## Provided data:
★ ★ ★ ★ ★

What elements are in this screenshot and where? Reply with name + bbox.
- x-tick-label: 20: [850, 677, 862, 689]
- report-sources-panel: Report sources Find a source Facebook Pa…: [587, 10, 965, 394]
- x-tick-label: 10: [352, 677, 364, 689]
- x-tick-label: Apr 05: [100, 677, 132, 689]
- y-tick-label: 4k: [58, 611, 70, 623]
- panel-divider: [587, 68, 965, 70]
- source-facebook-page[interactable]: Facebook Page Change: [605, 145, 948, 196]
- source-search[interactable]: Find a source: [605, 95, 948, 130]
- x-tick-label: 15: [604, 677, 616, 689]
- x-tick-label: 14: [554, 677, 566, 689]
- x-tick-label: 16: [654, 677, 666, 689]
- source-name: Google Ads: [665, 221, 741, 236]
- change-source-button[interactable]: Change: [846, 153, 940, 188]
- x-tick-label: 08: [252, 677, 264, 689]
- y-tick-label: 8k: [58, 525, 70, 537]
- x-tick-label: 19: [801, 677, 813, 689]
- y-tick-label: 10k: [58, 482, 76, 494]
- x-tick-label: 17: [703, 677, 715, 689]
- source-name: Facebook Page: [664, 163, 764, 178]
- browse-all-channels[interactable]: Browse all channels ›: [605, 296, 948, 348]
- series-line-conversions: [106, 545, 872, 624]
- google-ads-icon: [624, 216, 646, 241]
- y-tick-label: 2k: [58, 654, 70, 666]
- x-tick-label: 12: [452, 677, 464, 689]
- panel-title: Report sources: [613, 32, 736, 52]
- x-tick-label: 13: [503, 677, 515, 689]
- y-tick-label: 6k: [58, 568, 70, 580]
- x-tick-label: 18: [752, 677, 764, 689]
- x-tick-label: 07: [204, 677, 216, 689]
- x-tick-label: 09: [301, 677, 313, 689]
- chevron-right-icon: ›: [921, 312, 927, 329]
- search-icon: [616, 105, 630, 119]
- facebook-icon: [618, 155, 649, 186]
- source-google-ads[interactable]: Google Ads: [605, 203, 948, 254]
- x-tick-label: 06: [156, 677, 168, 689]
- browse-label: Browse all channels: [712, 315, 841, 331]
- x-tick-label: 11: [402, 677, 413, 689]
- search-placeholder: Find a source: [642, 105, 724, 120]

★ ★ ★ ★ ★

## Exercise prompt:
Copy every line of the records above verbatim, keeping each character and the original line order.

## Answer to the exercise:
What elements are in this screenshot and where? Reply with name + bbox.
- x-tick-label: 20: [850, 677, 862, 689]
- report-sources-panel: Report sources Find a source Facebook Pa…: [587, 10, 965, 394]
- x-tick-label: 10: [352, 677, 364, 689]
- x-tick-label: Apr 05: [100, 677, 132, 689]
- y-tick-label: 4k: [58, 611, 70, 623]
- panel-divider: [587, 68, 965, 70]
- source-facebook-page[interactable]: Facebook Page Change: [605, 145, 948, 196]
- source-search[interactable]: Find a source: [605, 95, 948, 130]
- x-tick-label: 15: [604, 677, 616, 689]
- x-tick-label: 14: [554, 677, 566, 689]
- x-tick-label: 16: [654, 677, 666, 689]
- source-name: Google Ads: [665, 221, 741, 236]
- change-source-button[interactable]: Change: [846, 153, 940, 188]
- x-tick-label: 08: [252, 677, 264, 689]
- y-tick-label: 8k: [58, 525, 70, 537]
- x-tick-label: 19: [801, 677, 813, 689]
- y-tick-label: 10k: [58, 482, 76, 494]
- x-tick-label: 17: [703, 677, 715, 689]
- source-name: Facebook Page: [664, 163, 764, 178]
- browse-all-channels[interactable]: Browse all channels ›: [605, 296, 948, 348]
- series-line-conversions: [106, 545, 872, 624]
- google-ads-icon: [624, 216, 646, 241]
- y-tick-label: 2k: [58, 654, 70, 666]
- x-tick-label: 12: [452, 677, 464, 689]
- panel-title: Report sources: [613, 32, 736, 52]
- x-tick-label: 13: [503, 677, 515, 689]
- y-tick-label: 6k: [58, 568, 70, 580]
- x-tick-label: 18: [752, 677, 764, 689]
- x-tick-label: 07: [204, 677, 216, 689]
- x-tick-label: 09: [301, 677, 313, 689]
- chevron-right-icon: ›: [921, 312, 927, 329]
- search-icon: [616, 105, 630, 119]
- facebook-icon: [618, 155, 649, 186]
- source-google-ads[interactable]: Google Ads: [605, 203, 948, 254]
- x-tick-label: 06: [156, 677, 168, 689]
- browse-label: Browse all channels: [712, 315, 841, 331]
- x-tick-label: 11: [402, 677, 413, 689]
- search-placeholder: Find a source: [642, 105, 724, 120]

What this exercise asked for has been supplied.